**What the task requires**
Leaving out the pictures, transcribe all of the records faithfully.

**Excerpted records**

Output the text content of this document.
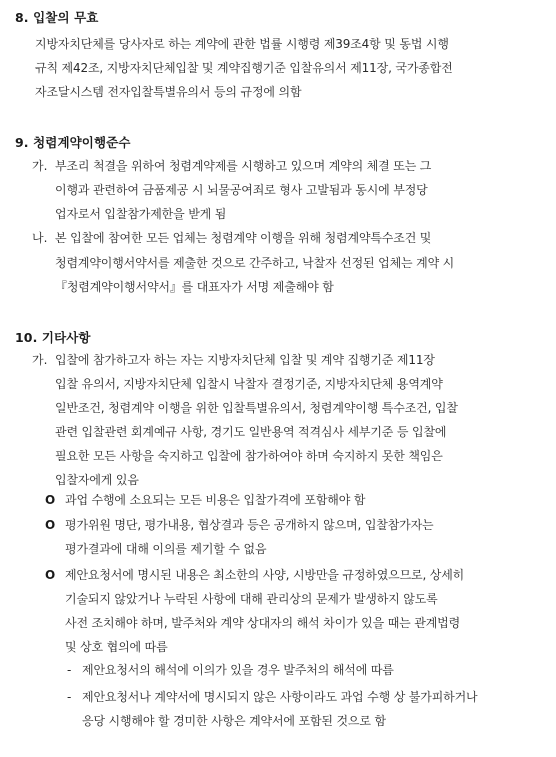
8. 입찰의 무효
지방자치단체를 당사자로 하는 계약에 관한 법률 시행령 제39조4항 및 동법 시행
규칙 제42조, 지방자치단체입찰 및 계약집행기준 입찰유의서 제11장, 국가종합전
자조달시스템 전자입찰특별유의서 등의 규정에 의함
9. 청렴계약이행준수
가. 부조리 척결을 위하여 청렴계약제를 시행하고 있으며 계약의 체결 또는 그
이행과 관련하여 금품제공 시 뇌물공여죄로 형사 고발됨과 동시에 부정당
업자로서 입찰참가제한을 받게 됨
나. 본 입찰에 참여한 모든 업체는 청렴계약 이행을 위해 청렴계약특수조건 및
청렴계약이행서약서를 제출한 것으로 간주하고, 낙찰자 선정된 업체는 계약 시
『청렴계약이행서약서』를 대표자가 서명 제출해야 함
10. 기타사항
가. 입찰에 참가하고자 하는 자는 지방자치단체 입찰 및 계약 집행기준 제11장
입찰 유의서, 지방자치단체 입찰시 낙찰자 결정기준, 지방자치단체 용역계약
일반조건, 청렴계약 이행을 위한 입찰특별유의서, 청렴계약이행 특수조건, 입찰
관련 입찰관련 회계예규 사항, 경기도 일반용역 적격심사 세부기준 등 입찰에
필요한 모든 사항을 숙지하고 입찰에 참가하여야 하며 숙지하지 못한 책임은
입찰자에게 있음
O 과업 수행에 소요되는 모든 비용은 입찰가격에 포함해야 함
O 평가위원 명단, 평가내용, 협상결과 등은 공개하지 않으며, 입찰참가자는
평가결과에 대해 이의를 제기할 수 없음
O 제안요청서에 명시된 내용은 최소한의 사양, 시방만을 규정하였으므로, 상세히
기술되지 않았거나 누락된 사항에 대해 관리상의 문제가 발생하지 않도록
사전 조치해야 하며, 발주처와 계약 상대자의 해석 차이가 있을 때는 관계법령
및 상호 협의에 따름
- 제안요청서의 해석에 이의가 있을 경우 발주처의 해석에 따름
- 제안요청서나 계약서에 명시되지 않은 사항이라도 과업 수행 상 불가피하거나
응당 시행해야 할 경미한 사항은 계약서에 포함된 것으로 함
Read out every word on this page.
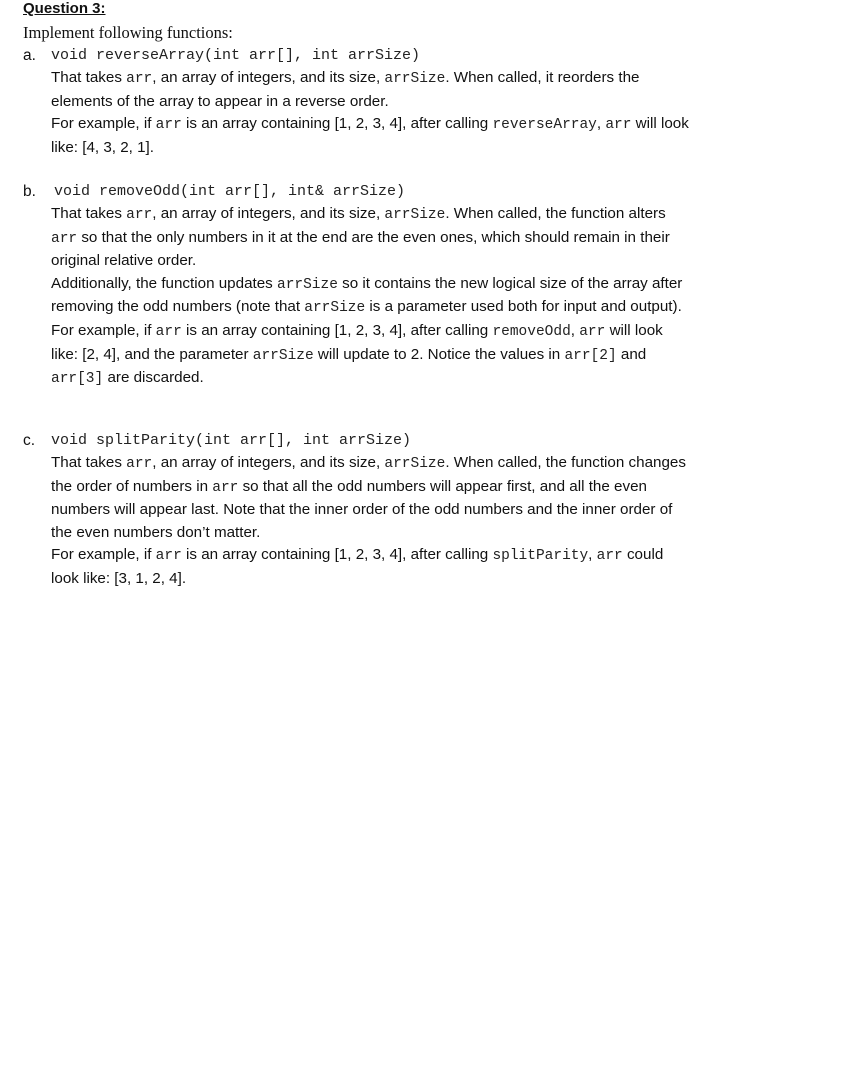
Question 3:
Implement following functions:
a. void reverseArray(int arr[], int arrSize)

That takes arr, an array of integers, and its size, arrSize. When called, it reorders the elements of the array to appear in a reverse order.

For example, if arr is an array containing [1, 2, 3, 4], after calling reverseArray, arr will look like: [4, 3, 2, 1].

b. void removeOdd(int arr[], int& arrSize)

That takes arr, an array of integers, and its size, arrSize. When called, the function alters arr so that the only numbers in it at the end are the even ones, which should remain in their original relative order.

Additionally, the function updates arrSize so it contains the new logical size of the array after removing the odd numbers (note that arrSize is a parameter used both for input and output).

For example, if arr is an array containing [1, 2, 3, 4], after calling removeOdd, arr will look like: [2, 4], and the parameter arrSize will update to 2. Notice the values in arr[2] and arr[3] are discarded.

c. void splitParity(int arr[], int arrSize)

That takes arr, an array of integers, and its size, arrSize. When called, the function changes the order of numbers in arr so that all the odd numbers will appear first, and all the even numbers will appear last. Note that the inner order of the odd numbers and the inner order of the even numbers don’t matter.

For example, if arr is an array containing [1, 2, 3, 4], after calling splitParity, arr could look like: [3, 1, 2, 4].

**Final answer**
Output the text content of this document.
8. 입찰의 무효
지방자치단체를 당사자로 하는 계약에 관한 법률 시행령 제39조4항 및 동법 시행
규칙 제42조, 지방자치단체입찰 및 계약집행기준 입찰유의서 제11장, 국가종합전
자조달시스템 전자입찰특별유의서 등의 규정에 의함
9. 청렴계약이행준수
가. 부조리 척결을 위하여 청렴계약제를 시행하고 있으며 계약의 체결 또는 그
이행과 관련하여 금품제공 시 뇌물공여죄로 형사 고발됨과 동시에 부정당
업자로서 입찰참가제한을 받게 됨
나. 본 입찰에 참여한 모든 업체는 청렴계약 이행을 위해 청렴계약특수조건 및
청렴계약이행서약서를 제출한 것으로 간주하고, 낙찰자 선정된 업체는 계약 시
『청렴계약이행서약서』를 대표자가 서명 제출해야 함
10. 기타사항
가. 입찰에 참가하고자 하는 자는 지방자치단체 입찰 및 계약 집행기준 제11장
입찰 유의서, 지방자치단체 입찰시 낙찰자 결정기준, 지방자치단체 용역계약
일반조건, 청렴계약 이행을 위한 입찰특별유의서, 청렴계약이행 특수조건, 입찰
관련 입찰관련 회계예규 사항, 경기도 일반용역 적격심사 세부기준 등 입찰에
필요한 모든 사항을 숙지하고 입찰에 참가하여야 하며 숙지하지 못한 책임은
입찰자에게 있음
O 과업 수행에 소요되는 모든 비용은 입찰가격에 포함해야 함
O 평가위원 명단, 평가내용, 협상결과 등은 공개하지 않으며, 입찰참가자는
평가결과에 대해 이의를 제기할 수 없음
O 제안요청서에 명시된 내용은 최소한의 사양, 시방만을 규정하였으므로, 상세히
기술되지 않았거나 누락된 사항에 대해 관리상의 문제가 발생하지 않도록
사전 조치해야 하며, 발주처와 계약 상대자의 해석 차이가 있을 때는 관계법령
및 상호 협의에 따름
- 제안요청서의 해석에 이의가 있을 경우 발주처의 해석에 따름
- 제안요청서나 계약서에 명시되지 않은 사항이라도 과업 수행 상 불가피하거나
응당 시행해야 할 경미한 사항은 계약서에 포함된 것으로 함
Read out every word on this page.
Question 3:
Implement following functions:
a. void reverseArray(int arr[], int arrSize)

That takes arr, an array of integers, and its size, arrSize. When called, it reorders the elements of the array to appear in a reverse order.

For example, if arr is an array containing [1, 2, 3, 4], after calling reverseArray, arr will look like: [4, 3, 2, 1].

b. void removeOdd(int arr[], int& arrSize)

That takes arr, an array of integers, and its size, arrSize. When called, the function alters arr so that the only numbers in it at the end are the even ones, which should remain in their original relative order.

Additionally, the function updates arrSize so it contains the new logical size of the array after removing the odd numbers (note that arrSize is a parameter used both for input and output).

For example, if arr is an array containing [1, 2, 3, 4], after calling removeOdd, arr will look like: [2, 4], and the parameter arrSize will update to 2. Notice the values in arr[2] and arr[3] are discarded.

c. void splitParity(int arr[], int arrSize)

That takes arr, an array of integers, and its size, arrSize. When called, the function changes the order of numbers in arr so that all the odd numbers will appear first, and all the even numbers will appear last. Note that the inner order of the odd numbers and the inner order of the even numbers don’t matter.

For example, if arr is an array containing [1, 2, 3, 4], after calling splitParity, arr could look like: [3, 1, 2, 4].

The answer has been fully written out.